*** SUPPLIED DATA ***
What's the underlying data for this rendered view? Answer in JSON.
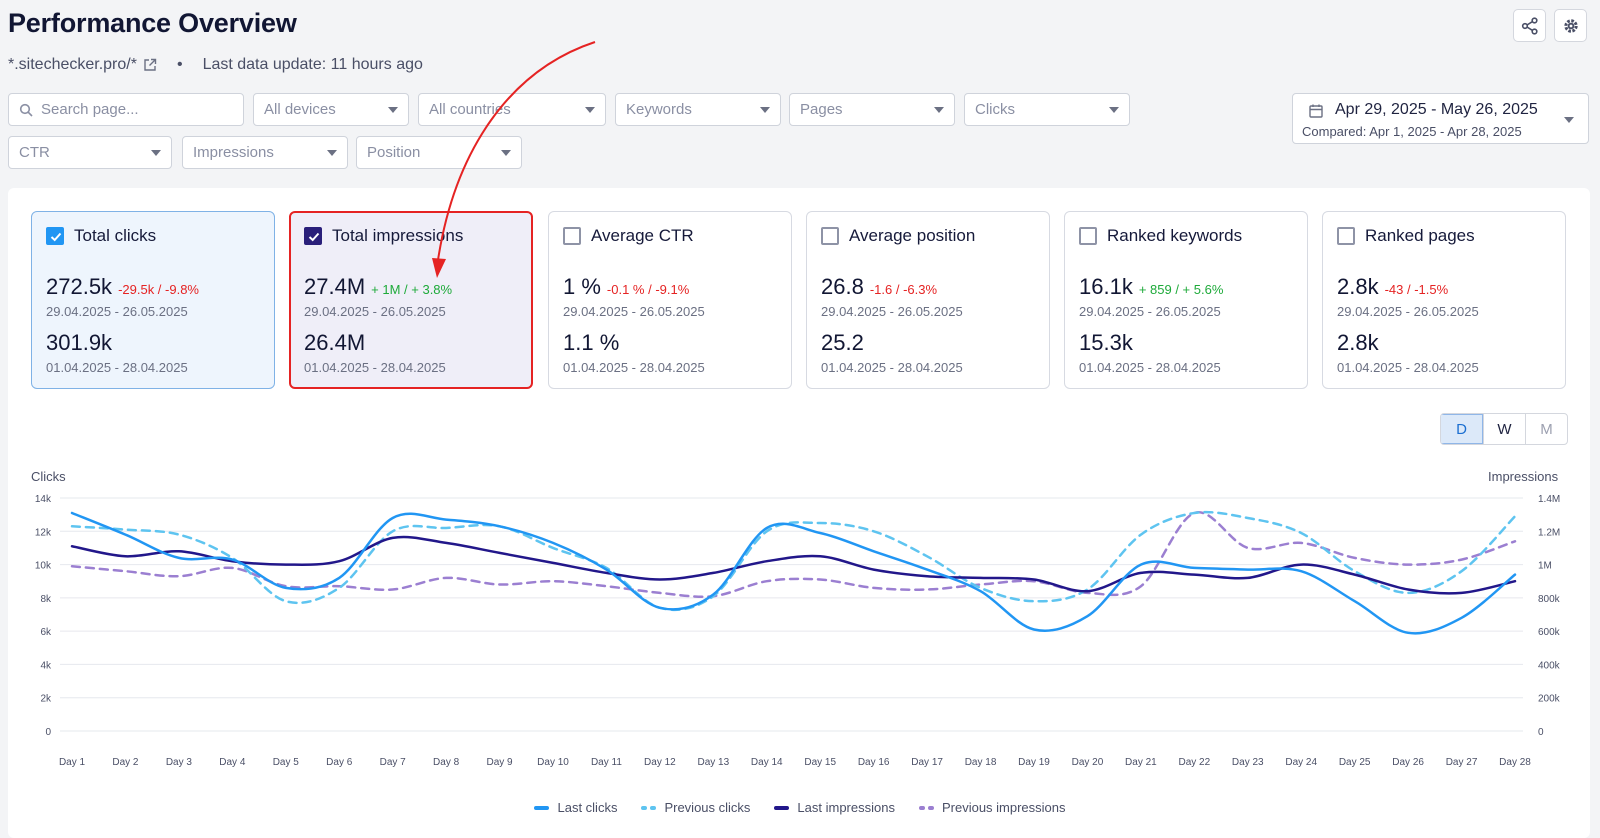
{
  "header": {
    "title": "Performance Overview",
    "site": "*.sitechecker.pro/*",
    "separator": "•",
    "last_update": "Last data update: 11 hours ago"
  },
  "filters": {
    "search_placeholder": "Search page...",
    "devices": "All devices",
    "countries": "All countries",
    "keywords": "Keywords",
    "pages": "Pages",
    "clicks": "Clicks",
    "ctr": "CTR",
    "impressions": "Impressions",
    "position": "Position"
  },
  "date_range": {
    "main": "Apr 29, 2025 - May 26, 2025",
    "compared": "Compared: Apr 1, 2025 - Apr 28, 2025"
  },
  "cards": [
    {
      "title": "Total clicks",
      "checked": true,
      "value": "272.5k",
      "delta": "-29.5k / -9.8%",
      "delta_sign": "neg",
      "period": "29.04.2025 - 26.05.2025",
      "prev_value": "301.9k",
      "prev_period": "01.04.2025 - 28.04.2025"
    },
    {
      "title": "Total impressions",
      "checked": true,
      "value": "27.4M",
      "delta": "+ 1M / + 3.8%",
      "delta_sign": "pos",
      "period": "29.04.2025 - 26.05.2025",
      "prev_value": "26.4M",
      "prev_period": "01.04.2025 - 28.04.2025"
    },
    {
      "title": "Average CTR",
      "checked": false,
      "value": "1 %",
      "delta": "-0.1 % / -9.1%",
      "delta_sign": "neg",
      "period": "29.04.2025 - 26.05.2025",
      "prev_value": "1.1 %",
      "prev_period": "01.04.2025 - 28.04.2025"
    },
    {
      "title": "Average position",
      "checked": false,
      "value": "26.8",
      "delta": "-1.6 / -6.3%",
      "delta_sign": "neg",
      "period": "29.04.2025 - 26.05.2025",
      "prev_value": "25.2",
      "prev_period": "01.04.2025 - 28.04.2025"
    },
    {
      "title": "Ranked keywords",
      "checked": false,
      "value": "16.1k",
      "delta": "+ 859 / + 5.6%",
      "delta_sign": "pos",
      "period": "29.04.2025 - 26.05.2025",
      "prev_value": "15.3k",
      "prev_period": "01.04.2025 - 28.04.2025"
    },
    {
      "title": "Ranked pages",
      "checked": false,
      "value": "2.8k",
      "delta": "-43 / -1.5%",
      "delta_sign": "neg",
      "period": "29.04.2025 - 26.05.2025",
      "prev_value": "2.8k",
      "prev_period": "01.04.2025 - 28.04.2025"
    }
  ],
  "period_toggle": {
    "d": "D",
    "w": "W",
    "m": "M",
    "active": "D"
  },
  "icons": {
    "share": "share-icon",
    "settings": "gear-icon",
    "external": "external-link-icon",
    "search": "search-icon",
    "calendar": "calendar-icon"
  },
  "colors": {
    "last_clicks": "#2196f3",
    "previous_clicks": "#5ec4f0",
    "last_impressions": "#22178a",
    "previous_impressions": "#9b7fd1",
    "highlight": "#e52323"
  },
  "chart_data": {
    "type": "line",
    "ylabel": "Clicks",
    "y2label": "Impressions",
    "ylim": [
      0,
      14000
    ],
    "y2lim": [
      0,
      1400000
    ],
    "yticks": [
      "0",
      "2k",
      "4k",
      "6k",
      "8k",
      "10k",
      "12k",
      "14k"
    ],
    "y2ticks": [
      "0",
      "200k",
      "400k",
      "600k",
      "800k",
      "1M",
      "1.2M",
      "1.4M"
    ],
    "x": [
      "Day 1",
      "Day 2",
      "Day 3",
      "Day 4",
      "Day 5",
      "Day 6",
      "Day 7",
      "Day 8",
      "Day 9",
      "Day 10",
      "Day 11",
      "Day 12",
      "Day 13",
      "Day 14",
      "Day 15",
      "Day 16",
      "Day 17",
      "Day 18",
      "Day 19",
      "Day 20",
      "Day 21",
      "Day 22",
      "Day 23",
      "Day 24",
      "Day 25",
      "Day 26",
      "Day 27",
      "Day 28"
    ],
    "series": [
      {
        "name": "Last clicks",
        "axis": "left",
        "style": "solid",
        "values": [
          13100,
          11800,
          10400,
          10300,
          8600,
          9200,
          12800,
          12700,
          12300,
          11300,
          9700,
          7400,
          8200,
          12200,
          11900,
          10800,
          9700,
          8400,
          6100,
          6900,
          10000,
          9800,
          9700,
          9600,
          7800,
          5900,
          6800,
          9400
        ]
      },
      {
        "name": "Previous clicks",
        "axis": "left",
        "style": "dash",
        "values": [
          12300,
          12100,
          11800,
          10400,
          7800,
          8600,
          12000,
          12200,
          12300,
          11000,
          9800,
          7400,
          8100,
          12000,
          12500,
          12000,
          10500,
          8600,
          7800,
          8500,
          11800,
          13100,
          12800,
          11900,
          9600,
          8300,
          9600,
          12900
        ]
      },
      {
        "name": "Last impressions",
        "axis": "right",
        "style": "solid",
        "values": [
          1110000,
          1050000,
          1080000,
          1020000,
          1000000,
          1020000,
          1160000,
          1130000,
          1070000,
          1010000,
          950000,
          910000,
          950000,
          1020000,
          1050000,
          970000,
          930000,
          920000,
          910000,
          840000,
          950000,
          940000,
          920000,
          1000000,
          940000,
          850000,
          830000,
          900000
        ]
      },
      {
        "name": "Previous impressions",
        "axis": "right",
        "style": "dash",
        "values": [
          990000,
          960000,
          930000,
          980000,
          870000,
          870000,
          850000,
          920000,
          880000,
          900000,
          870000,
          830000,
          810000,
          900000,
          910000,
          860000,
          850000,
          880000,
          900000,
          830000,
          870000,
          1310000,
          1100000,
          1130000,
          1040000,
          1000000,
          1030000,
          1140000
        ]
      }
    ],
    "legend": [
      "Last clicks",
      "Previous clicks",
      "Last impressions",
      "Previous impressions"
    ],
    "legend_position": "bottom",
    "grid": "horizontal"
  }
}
***
### TASK REQUIREMENTS
Repeat the preceding records precisely, and leave every picture out of the copy.

### CORRECT RESPONSE
What's the underlying data for this rendered view? Answer in JSON.
{
  "header": {
    "title": "Performance Overview",
    "site": "*.sitechecker.pro/*",
    "separator": "•",
    "last_update": "Last data update: 11 hours ago"
  },
  "filters": {
    "search_placeholder": "Search page...",
    "devices": "All devices",
    "countries": "All countries",
    "keywords": "Keywords",
    "pages": "Pages",
    "clicks": "Clicks",
    "ctr": "CTR",
    "impressions": "Impressions",
    "position": "Position"
  },
  "date_range": {
    "main": "Apr 29, 2025 - May 26, 2025",
    "compared": "Compared: Apr 1, 2025 - Apr 28, 2025"
  },
  "cards": [
    {
      "title": "Total clicks",
      "checked": true,
      "value": "272.5k",
      "delta": "-29.5k / -9.8%",
      "delta_sign": "neg",
      "period": "29.04.2025 - 26.05.2025",
      "prev_value": "301.9k",
      "prev_period": "01.04.2025 - 28.04.2025"
    },
    {
      "title": "Total impressions",
      "checked": true,
      "value": "27.4M",
      "delta": "+ 1M / + 3.8%",
      "delta_sign": "pos",
      "period": "29.04.2025 - 26.05.2025",
      "prev_value": "26.4M",
      "prev_period": "01.04.2025 - 28.04.2025"
    },
    {
      "title": "Average CTR",
      "checked": false,
      "value": "1 %",
      "delta": "-0.1 % / -9.1%",
      "delta_sign": "neg",
      "period": "29.04.2025 - 26.05.2025",
      "prev_value": "1.1 %",
      "prev_period": "01.04.2025 - 28.04.2025"
    },
    {
      "title": "Average position",
      "checked": false,
      "value": "26.8",
      "delta": "-1.6 / -6.3%",
      "delta_sign": "neg",
      "period": "29.04.2025 - 26.05.2025",
      "prev_value": "25.2",
      "prev_period": "01.04.2025 - 28.04.2025"
    },
    {
      "title": "Ranked keywords",
      "checked": false,
      "value": "16.1k",
      "delta": "+ 859 / + 5.6%",
      "delta_sign": "pos",
      "period": "29.04.2025 - 26.05.2025",
      "prev_value": "15.3k",
      "prev_period": "01.04.2025 - 28.04.2025"
    },
    {
      "title": "Ranked pages",
      "checked": false,
      "value": "2.8k",
      "delta": "-43 / -1.5%",
      "delta_sign": "neg",
      "period": "29.04.2025 - 26.05.2025",
      "prev_value": "2.8k",
      "prev_period": "01.04.2025 - 28.04.2025"
    }
  ],
  "period_toggle": {
    "d": "D",
    "w": "W",
    "m": "M",
    "active": "D"
  },
  "icons": {
    "share": "share-icon",
    "settings": "gear-icon",
    "external": "external-link-icon",
    "search": "search-icon",
    "calendar": "calendar-icon"
  },
  "colors": {
    "last_clicks": "#2196f3",
    "previous_clicks": "#5ec4f0",
    "last_impressions": "#22178a",
    "previous_impressions": "#9b7fd1",
    "highlight": "#e52323"
  },
  "chart_data": {
    "type": "line",
    "ylabel": "Clicks",
    "y2label": "Impressions",
    "ylim": [
      0,
      14000
    ],
    "y2lim": [
      0,
      1400000
    ],
    "yticks": [
      "0",
      "2k",
      "4k",
      "6k",
      "8k",
      "10k",
      "12k",
      "14k"
    ],
    "y2ticks": [
      "0",
      "200k",
      "400k",
      "600k",
      "800k",
      "1M",
      "1.2M",
      "1.4M"
    ],
    "x": [
      "Day 1",
      "Day 2",
      "Day 3",
      "Day 4",
      "Day 5",
      "Day 6",
      "Day 7",
      "Day 8",
      "Day 9",
      "Day 10",
      "Day 11",
      "Day 12",
      "Day 13",
      "Day 14",
      "Day 15",
      "Day 16",
      "Day 17",
      "Day 18",
      "Day 19",
      "Day 20",
      "Day 21",
      "Day 22",
      "Day 23",
      "Day 24",
      "Day 25",
      "Day 26",
      "Day 27",
      "Day 28"
    ],
    "series": [
      {
        "name": "Last clicks",
        "axis": "left",
        "style": "solid",
        "values": [
          13100,
          11800,
          10400,
          10300,
          8600,
          9200,
          12800,
          12700,
          12300,
          11300,
          9700,
          7400,
          8200,
          12200,
          11900,
          10800,
          9700,
          8400,
          6100,
          6900,
          10000,
          9800,
          9700,
          9600,
          7800,
          5900,
          6800,
          9400
        ]
      },
      {
        "name": "Previous clicks",
        "axis": "left",
        "style": "dash",
        "values": [
          12300,
          12100,
          11800,
          10400,
          7800,
          8600,
          12000,
          12200,
          12300,
          11000,
          9800,
          7400,
          8100,
          12000,
          12500,
          12000,
          10500,
          8600,
          7800,
          8500,
          11800,
          13100,
          12800,
          11900,
          9600,
          8300,
          9600,
          12900
        ]
      },
      {
        "name": "Last impressions",
        "axis": "right",
        "style": "solid",
        "values": [
          1110000,
          1050000,
          1080000,
          1020000,
          1000000,
          1020000,
          1160000,
          1130000,
          1070000,
          1010000,
          950000,
          910000,
          950000,
          1020000,
          1050000,
          970000,
          930000,
          920000,
          910000,
          840000,
          950000,
          940000,
          920000,
          1000000,
          940000,
          850000,
          830000,
          900000
        ]
      },
      {
        "name": "Previous impressions",
        "axis": "right",
        "style": "dash",
        "values": [
          990000,
          960000,
          930000,
          980000,
          870000,
          870000,
          850000,
          920000,
          880000,
          900000,
          870000,
          830000,
          810000,
          900000,
          910000,
          860000,
          850000,
          880000,
          900000,
          830000,
          870000,
          1310000,
          1100000,
          1130000,
          1040000,
          1000000,
          1030000,
          1140000
        ]
      }
    ],
    "legend": [
      "Last clicks",
      "Previous clicks",
      "Last impressions",
      "Previous impressions"
    ],
    "legend_position": "bottom",
    "grid": "horizontal"
  }
}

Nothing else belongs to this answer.